=== Set task ===
What follows is a listing; restate every line of it word for word.

(Data records)
[Begin]
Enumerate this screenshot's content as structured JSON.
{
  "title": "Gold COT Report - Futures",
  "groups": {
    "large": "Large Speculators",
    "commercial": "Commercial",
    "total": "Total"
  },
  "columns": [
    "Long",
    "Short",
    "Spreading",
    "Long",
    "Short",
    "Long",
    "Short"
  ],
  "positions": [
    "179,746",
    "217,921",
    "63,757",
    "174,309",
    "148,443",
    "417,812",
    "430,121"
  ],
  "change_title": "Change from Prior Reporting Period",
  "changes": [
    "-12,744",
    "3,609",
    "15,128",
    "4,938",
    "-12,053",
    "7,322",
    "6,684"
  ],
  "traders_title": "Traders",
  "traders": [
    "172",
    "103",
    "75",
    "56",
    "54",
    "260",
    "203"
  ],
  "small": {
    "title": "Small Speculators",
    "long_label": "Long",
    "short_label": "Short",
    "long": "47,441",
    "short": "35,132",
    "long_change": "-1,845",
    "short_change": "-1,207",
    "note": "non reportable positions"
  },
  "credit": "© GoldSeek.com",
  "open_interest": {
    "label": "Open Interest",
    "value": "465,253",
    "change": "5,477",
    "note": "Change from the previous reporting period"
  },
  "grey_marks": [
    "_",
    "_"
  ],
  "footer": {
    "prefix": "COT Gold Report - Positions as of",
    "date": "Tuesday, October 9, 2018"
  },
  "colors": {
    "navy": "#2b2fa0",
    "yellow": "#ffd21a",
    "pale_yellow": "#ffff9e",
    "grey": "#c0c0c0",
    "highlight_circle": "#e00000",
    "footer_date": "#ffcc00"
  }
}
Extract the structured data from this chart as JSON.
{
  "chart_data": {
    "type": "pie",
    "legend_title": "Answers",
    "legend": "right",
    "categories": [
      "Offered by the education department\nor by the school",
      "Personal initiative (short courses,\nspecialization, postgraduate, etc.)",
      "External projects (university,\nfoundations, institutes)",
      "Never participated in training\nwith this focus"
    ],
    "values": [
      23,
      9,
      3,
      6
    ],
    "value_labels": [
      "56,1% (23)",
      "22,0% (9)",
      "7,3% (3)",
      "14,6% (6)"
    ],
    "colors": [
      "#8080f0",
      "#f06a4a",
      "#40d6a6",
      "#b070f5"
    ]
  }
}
[End]
=== Response to the exercise ===
Enumerate this screenshot's content as structured JSON.
{
  "title": "Gold COT Report - Futures",
  "groups": {
    "large": "Large Speculators",
    "commercial": "Commercial",
    "total": "Total"
  },
  "columns": [
    "Long",
    "Short",
    "Spreading",
    "Long",
    "Short",
    "Long",
    "Short"
  ],
  "positions": [
    "179,746",
    "217,921",
    "63,757",
    "174,309",
    "148,443",
    "417,812",
    "430,121"
  ],
  "change_title": "Change from Prior Reporting Period",
  "changes": [
    "-12,744",
    "3,609",
    "15,128",
    "4,938",
    "-12,053",
    "7,322",
    "6,684"
  ],
  "traders_title": "Traders",
  "traders": [
    "172",
    "103",
    "75",
    "56",
    "54",
    "260",
    "203"
  ],
  "small": {
    "title": "Small Speculators",
    "long_label": "Long",
    "short_label": "Short",
    "long": "47,441",
    "short": "35,132",
    "long_change": "-1,845",
    "short_change": "-1,207",
    "note": "non reportable positions"
  },
  "credit": "© GoldSeek.com",
  "open_interest": {
    "label": "Open Interest",
    "value": "465,253",
    "change": "5,477",
    "note": "Change from the previous reporting period"
  },
  "grey_marks": [
    "_",
    "_"
  ],
  "footer": {
    "prefix": "COT Gold Report - Positions as of",
    "date": "Tuesday, October 9, 2018"
  },
  "colors": {
    "navy": "#2b2fa0",
    "yellow": "#ffd21a",
    "pale_yellow": "#ffff9e",
    "grey": "#c0c0c0",
    "highlight_circle": "#e00000",
    "footer_date": "#ffcc00"
  }
}
Extract the structured data from this chart as JSON.
{
  "chart_data": {
    "type": "pie",
    "legend_title": "Answers",
    "legend": "right",
    "categories": [
      "Offered by the education department\nor by the school",
      "Personal initiative (short courses,\nspecialization, postgraduate, etc.)",
      "External projects (university,\nfoundations, institutes)",
      "Never participated in training\nwith this focus"
    ],
    "values": [
      23,
      9,
      3,
      6
    ],
    "value_labels": [
      "56,1% (23)",
      "22,0% (9)",
      "7,3% (3)",
      "14,6% (6)"
    ],
    "colors": [
      "#8080f0",
      "#f06a4a",
      "#40d6a6",
      "#b070f5"
    ]
  }
}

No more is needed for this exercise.